→ **Problem details**
Copy out all the records exactly.

[Start Raw records]

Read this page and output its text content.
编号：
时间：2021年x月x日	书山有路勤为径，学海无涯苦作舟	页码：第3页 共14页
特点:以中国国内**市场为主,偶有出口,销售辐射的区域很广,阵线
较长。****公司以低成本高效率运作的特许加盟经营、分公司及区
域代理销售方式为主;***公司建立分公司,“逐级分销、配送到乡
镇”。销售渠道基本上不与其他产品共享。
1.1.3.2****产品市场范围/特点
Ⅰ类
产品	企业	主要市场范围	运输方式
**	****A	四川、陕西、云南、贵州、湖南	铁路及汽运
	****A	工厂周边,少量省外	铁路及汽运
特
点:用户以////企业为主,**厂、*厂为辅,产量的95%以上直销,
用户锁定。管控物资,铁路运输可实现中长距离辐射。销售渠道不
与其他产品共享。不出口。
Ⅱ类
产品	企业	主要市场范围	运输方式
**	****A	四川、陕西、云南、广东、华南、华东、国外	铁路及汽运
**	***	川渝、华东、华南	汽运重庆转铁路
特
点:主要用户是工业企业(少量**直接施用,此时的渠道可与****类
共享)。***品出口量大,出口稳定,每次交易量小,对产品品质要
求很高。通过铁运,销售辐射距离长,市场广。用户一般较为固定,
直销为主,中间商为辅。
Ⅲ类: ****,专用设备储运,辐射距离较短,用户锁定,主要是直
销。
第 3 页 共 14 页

[End Raw records]

→ **Solution to this exercise**
Read this page and output its text content.
编号：
时间：2021年x月x日	书山有路勤为径，学海无涯苦作舟	页码：第3页 共14页
特点:以中国国内**市场为主,偶有出口,销售辐射的区域很广,阵线
较长。****公司以低成本高效率运作的特许加盟经营、分公司及区
域代理销售方式为主;***公司建立分公司,“逐级分销、配送到乡
镇”。销售渠道基本上不与其他产品共享。
1.1.3.2****产品市场范围/特点
Ⅰ类
产品	企业	主要市场范围	运输方式
**	****A	四川、陕西、云南、贵州、湖南	铁路及汽运
	****A	工厂周边,少量省外	铁路及汽运
特
点:用户以////企业为主,**厂、*厂为辅,产量的95%以上直销,
用户锁定。管控物资,铁路运输可实现中长距离辐射。销售渠道不
与其他产品共享。不出口。
Ⅱ类
产品	企业	主要市场范围	运输方式
**	****A	四川、陕西、云南、广东、华南、华东、国外	铁路及汽运
**	***	川渝、华东、华南	汽运重庆转铁路
特
点:主要用户是工业企业(少量**直接施用,此时的渠道可与****类
共享)。***品出口量大,出口稳定,每次交易量小,对产品品质要
求很高。通过铁运,销售辐射距离长,市场广。用户一般较为固定,
直销为主,中间商为辅。
Ⅲ类: ****,专用设备储运,辐射距离较短,用户锁定,主要是直
销。
第 3 页 共 14 页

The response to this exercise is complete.